(Beginning of Text passage)
Sethe had been made dirty. Like most rape victims she spoke of a dirty that could not be made clean. The only clean part of her, the only good part of Sethe, was her children. “That anybody white could take your whole self, anything that came to mind. Not just work, kill, or maim you, but dirty you. Dirty you so bad you couldn’t like yourself anymore. Dirty you so bad you forgot who you were and couldn’t think it up,” (Morrison 345.) There was no Sethe, only milk for all. She was broken, her identity as a wife lost with the man she married who had disappeared, and there was no other Sethe besides the one she had to become for her children. “I have felt what it felt like and nobody walking or stretched out is going to make you feel it too. Not you, not none of mine, and when I tell you you mine, I also mean I’m yours. I wouldn’t draw breath without my children… My plan was to take us all to the other side,” (Morrison 281.) She felt complete because of them and when it came time to save them, to protect them, she would smother them, if she had to.
(End of Text passage)
(Beginning of Listed entries)
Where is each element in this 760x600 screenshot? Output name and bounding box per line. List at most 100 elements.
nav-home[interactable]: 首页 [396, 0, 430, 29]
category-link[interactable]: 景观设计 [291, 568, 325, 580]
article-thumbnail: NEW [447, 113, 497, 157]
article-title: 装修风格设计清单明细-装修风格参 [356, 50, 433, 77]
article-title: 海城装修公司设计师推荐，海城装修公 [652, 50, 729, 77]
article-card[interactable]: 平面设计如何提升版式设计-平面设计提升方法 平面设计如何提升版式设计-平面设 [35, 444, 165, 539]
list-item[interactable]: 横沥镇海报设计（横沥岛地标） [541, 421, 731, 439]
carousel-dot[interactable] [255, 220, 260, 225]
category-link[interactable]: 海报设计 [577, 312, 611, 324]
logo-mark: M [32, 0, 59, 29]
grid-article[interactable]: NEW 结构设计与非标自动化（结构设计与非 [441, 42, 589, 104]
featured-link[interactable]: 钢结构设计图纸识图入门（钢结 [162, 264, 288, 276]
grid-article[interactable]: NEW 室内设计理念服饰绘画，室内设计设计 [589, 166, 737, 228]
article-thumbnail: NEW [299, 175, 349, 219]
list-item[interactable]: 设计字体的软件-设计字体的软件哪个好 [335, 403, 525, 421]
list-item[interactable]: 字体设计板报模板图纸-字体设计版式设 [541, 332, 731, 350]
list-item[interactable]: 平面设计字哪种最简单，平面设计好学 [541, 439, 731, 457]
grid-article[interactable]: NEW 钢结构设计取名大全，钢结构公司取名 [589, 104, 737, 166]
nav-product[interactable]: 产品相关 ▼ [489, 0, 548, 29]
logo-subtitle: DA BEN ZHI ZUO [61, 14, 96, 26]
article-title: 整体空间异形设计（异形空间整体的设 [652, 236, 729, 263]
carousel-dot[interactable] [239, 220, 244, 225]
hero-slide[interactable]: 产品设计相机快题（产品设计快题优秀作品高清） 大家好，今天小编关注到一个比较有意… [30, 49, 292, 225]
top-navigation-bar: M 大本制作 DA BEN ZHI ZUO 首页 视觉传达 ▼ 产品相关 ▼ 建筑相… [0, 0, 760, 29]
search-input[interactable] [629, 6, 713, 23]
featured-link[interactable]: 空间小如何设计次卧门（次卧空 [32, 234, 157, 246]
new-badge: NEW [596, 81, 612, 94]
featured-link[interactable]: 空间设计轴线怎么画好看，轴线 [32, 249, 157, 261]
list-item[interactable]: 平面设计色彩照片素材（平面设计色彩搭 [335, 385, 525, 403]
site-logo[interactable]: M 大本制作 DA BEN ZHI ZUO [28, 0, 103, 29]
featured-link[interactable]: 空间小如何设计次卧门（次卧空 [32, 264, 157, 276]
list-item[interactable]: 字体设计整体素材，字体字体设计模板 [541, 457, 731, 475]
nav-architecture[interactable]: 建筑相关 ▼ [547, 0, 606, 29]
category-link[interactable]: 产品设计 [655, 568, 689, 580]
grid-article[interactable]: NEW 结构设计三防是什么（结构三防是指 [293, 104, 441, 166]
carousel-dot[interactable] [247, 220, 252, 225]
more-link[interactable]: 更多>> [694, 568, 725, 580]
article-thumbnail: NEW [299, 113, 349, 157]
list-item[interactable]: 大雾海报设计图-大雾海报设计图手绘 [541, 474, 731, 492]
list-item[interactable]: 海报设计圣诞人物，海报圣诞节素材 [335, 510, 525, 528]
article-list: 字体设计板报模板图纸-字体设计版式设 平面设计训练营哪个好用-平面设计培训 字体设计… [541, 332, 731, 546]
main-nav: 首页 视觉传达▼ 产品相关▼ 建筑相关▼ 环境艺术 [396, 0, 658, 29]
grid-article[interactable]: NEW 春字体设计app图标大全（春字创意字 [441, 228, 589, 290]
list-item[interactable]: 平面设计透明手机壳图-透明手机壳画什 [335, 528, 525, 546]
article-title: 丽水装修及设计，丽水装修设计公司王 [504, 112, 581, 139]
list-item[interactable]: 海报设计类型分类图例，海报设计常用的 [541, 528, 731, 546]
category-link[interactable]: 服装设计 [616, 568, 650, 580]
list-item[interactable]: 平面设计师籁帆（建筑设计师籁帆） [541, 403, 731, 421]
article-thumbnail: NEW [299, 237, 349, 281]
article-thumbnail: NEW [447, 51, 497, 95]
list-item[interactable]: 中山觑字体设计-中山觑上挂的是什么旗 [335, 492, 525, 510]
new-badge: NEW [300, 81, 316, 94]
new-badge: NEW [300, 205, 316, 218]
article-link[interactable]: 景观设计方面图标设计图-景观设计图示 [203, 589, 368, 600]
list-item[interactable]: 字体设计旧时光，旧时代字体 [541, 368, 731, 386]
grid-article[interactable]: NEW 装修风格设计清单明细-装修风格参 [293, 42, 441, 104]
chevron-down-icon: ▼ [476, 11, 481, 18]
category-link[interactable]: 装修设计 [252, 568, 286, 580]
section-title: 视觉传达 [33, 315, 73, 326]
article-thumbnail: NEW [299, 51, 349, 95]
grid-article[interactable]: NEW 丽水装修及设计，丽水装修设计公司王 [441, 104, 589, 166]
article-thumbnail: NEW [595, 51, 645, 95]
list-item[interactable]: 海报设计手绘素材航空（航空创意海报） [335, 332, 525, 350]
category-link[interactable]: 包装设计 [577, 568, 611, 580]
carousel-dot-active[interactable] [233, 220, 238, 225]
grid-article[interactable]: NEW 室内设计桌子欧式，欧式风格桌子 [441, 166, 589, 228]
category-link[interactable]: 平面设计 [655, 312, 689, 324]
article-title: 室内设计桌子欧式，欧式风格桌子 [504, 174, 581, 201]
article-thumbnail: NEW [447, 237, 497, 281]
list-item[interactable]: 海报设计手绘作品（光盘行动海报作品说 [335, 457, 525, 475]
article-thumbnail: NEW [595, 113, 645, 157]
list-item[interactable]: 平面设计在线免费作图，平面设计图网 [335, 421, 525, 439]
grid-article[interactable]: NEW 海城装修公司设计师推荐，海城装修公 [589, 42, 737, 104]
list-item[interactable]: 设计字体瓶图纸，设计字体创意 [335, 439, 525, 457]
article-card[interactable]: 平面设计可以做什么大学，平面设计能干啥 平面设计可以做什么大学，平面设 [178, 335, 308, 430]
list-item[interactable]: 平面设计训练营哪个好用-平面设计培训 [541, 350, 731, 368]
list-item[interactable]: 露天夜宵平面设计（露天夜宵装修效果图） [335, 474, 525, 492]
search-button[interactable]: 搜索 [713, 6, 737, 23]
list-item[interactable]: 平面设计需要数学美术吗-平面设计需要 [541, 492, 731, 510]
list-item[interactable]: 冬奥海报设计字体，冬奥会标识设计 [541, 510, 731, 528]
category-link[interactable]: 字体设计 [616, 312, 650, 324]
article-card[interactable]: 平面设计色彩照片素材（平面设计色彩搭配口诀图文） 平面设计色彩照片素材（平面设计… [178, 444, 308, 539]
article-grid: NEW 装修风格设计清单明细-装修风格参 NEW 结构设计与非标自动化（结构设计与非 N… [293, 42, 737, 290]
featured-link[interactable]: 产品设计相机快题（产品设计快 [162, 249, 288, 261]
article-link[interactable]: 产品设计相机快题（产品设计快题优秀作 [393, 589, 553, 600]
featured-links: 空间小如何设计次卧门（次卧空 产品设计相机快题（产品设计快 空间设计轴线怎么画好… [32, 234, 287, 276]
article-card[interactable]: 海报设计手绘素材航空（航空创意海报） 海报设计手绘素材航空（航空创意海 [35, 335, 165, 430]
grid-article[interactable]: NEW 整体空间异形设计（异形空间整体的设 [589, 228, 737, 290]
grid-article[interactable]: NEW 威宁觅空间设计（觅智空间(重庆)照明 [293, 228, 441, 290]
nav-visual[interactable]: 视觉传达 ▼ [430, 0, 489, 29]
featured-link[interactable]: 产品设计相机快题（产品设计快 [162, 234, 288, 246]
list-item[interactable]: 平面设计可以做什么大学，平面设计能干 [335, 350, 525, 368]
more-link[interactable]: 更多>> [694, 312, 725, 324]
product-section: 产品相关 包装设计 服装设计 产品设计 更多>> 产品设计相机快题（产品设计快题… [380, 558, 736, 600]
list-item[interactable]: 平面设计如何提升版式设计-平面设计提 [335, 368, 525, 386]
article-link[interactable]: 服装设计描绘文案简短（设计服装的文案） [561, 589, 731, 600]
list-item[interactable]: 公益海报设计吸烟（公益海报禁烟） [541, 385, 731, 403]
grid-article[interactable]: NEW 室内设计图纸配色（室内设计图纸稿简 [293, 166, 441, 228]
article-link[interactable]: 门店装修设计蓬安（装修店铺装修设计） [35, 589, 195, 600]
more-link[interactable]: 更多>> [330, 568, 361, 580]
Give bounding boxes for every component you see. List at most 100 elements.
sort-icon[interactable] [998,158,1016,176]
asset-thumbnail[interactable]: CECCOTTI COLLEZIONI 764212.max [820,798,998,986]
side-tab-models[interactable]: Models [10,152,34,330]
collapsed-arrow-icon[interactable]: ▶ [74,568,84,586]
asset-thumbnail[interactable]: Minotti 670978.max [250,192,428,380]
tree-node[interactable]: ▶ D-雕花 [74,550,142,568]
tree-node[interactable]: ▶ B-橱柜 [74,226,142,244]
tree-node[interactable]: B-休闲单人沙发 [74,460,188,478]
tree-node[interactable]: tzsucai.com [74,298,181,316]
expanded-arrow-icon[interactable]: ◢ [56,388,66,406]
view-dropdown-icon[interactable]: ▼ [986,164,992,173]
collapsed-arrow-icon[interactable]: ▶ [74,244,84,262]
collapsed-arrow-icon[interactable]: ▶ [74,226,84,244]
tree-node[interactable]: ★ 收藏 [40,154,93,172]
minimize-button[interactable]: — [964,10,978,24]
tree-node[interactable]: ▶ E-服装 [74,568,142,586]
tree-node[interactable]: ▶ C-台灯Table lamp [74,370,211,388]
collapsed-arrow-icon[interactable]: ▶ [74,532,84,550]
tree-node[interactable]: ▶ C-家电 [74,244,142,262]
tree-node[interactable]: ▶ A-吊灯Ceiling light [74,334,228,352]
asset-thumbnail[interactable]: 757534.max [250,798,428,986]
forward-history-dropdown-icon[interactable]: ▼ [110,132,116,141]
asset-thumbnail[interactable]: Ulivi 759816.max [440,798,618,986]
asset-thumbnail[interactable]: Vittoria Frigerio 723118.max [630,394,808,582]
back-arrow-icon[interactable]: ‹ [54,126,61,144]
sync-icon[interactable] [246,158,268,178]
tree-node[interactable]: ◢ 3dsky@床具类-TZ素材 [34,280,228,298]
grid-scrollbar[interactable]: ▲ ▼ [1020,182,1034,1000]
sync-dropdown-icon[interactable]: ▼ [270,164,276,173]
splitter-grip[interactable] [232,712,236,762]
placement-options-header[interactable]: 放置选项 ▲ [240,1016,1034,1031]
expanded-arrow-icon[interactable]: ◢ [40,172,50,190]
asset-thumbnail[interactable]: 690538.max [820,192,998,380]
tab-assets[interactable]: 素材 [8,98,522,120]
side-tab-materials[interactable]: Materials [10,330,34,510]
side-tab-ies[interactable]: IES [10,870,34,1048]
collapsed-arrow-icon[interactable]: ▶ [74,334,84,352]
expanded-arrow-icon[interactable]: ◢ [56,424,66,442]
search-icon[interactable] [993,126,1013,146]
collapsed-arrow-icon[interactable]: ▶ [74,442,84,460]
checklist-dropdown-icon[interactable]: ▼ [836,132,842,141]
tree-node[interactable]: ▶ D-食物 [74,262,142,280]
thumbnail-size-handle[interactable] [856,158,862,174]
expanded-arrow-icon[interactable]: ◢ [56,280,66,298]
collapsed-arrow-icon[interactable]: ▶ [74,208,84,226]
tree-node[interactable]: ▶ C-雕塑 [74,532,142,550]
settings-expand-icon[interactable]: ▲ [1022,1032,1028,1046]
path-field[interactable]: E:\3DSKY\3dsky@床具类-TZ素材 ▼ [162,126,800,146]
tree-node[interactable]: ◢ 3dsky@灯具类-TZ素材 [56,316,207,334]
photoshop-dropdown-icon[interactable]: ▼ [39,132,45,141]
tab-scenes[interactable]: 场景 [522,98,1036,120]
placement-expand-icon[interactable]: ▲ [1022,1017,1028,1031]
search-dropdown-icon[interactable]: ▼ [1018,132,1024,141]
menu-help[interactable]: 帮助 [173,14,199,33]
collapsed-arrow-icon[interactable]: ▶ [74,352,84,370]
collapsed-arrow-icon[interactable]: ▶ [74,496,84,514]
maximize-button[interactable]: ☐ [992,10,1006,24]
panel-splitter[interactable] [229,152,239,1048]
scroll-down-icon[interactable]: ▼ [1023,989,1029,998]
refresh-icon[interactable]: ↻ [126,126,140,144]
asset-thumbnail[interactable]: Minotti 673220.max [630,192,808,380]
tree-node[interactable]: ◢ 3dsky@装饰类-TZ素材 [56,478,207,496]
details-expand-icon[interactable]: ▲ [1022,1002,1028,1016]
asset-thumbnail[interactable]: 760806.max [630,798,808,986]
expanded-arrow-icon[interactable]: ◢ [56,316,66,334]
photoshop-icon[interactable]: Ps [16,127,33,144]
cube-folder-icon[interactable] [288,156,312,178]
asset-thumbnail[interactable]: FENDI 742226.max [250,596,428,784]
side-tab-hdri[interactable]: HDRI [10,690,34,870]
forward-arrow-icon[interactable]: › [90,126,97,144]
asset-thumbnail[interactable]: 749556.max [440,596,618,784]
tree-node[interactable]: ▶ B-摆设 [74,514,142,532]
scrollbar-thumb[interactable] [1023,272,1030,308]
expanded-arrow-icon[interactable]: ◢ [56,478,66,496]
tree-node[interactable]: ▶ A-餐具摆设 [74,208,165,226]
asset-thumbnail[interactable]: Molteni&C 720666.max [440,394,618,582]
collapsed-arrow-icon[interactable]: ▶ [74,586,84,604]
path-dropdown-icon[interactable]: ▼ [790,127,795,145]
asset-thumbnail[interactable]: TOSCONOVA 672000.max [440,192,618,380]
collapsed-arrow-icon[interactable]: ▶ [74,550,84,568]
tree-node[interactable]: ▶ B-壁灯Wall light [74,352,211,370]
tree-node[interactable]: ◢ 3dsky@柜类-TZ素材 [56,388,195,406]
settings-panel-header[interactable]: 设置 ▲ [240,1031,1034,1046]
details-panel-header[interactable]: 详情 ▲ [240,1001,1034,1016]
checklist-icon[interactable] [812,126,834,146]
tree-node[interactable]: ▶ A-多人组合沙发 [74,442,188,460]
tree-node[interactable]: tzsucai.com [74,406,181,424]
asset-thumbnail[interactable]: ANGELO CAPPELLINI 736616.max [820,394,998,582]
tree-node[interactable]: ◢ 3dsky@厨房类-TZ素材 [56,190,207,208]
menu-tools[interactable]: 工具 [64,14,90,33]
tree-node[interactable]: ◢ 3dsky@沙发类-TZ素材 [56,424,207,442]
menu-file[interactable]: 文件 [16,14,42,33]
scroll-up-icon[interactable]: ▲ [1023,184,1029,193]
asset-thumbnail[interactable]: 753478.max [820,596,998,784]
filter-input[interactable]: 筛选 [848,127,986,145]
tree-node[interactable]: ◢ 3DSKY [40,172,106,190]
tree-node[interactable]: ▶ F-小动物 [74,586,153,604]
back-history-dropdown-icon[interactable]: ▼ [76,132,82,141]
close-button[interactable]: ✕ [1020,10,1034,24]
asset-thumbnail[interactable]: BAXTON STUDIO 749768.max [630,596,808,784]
(End of Listed entries)
• Your goal:
According to the passage about Sethe, what was the only clean part of her?

• Task answer:
Her children.